## [INPUT ROWS]
start
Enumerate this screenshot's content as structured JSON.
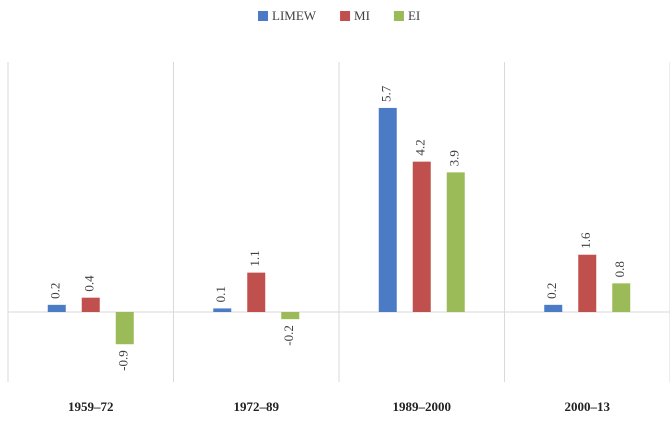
{
  "chart_data": {
    "type": "bar",
    "categories": [
      "1959–72",
      "1972–89",
      "1989–2000",
      "2000–13"
    ],
    "series": [
      {
        "name": "LIMEW",
        "color": "#4a7bc4",
        "values": [
          0.2,
          0.1,
          5.7,
          0.2
        ]
      },
      {
        "name": "MI",
        "color": "#c0504d",
        "values": [
          0.4,
          1.1,
          4.2,
          1.6
        ]
      },
      {
        "name": "EI",
        "color": "#9bbb59",
        "values": [
          -0.9,
          -0.2,
          3.9,
          0.8
        ]
      }
    ],
    "legend": "top"
  }
}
end
## [WRITTEN TASK]
Leave the images out and output the remaining material exactly as it stands.

## [RESULT OF THIS EXERCISE]
Enumerate this screenshot's content as structured JSON.
{
  "chart_data": {
    "type": "bar",
    "categories": [
      "1959–72",
      "1972–89",
      "1989–2000",
      "2000–13"
    ],
    "series": [
      {
        "name": "LIMEW",
        "color": "#4a7bc4",
        "values": [
          0.2,
          0.1,
          5.7,
          0.2
        ]
      },
      {
        "name": "MI",
        "color": "#c0504d",
        "values": [
          0.4,
          1.1,
          4.2,
          1.6
        ]
      },
      {
        "name": "EI",
        "color": "#9bbb59",
        "values": [
          -0.9,
          -0.2,
          3.9,
          0.8
        ]
      }
    ],
    "legend": "top"
  }
}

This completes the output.